_THE EXERCISE:_ Identify and reproduce every line holding the string "kind".

_Part of a data file:_
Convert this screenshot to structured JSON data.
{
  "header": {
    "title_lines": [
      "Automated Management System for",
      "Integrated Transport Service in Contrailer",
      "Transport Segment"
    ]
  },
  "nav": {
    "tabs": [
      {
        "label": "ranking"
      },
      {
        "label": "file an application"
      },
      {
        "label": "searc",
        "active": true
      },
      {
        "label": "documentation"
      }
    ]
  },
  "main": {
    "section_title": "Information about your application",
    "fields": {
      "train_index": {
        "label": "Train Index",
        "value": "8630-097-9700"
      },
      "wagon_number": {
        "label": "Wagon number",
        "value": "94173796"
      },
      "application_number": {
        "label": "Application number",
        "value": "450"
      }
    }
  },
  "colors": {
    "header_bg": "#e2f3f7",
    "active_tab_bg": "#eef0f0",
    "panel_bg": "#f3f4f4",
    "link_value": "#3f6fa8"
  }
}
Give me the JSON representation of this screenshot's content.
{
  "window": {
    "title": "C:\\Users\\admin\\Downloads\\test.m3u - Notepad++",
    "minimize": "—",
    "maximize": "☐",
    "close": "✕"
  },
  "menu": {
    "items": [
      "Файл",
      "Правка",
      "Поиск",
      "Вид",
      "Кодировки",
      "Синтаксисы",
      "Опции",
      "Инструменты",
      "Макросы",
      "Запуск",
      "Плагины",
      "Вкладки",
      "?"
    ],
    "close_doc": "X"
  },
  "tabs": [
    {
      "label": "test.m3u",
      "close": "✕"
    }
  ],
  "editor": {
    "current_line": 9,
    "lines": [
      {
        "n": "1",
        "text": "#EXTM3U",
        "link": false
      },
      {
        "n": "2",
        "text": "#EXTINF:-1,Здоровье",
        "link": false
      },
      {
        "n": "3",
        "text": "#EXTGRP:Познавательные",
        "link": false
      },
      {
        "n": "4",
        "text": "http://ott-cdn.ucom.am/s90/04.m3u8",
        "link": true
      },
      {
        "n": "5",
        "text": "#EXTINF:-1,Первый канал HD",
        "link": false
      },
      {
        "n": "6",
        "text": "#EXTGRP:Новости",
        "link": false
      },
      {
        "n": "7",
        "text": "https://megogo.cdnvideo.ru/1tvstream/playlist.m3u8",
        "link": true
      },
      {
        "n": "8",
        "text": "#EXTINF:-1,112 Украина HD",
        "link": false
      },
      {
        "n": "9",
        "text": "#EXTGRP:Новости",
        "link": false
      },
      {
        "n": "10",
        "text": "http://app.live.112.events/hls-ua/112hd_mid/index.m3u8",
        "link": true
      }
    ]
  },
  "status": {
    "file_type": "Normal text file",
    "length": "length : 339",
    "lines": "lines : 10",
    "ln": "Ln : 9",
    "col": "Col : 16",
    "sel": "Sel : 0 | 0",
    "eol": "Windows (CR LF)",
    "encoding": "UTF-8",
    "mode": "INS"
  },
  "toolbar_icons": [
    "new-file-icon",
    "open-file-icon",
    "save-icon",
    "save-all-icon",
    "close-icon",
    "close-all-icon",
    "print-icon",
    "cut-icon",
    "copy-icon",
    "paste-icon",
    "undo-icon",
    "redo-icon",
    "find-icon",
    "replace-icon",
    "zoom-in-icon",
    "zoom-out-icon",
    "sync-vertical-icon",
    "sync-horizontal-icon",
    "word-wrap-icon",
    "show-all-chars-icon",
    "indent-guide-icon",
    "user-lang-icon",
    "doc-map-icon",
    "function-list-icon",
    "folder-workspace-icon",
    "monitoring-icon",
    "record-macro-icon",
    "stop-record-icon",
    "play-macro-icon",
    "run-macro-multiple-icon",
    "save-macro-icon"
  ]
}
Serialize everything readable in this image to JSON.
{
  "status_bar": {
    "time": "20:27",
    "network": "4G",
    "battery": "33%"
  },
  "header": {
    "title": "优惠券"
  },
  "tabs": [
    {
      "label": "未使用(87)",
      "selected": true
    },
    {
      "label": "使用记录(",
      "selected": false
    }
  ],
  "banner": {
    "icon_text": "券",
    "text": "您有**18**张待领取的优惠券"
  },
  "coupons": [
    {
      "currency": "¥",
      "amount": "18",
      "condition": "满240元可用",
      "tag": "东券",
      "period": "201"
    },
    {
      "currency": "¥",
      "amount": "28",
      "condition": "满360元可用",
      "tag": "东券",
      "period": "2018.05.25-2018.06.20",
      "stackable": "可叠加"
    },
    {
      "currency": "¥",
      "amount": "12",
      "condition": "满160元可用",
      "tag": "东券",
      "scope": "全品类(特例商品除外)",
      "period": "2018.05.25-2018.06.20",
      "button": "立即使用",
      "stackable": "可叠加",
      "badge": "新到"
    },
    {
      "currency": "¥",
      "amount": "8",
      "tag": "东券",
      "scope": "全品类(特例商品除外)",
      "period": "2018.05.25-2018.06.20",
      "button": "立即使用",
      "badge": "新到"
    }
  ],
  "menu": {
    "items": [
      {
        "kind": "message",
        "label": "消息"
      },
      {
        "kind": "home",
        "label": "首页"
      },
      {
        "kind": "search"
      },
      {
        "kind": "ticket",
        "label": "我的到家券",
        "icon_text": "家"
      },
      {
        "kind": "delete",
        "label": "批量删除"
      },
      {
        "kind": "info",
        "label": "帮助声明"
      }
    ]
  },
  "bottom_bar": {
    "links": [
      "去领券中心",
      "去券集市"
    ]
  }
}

_WRITTEN RESPONSE:_
        "kind": "message",
        "kind": "home",
        "kind": "search"
        "kind": "ticket",
        "kind": "delete",
        "kind": "info",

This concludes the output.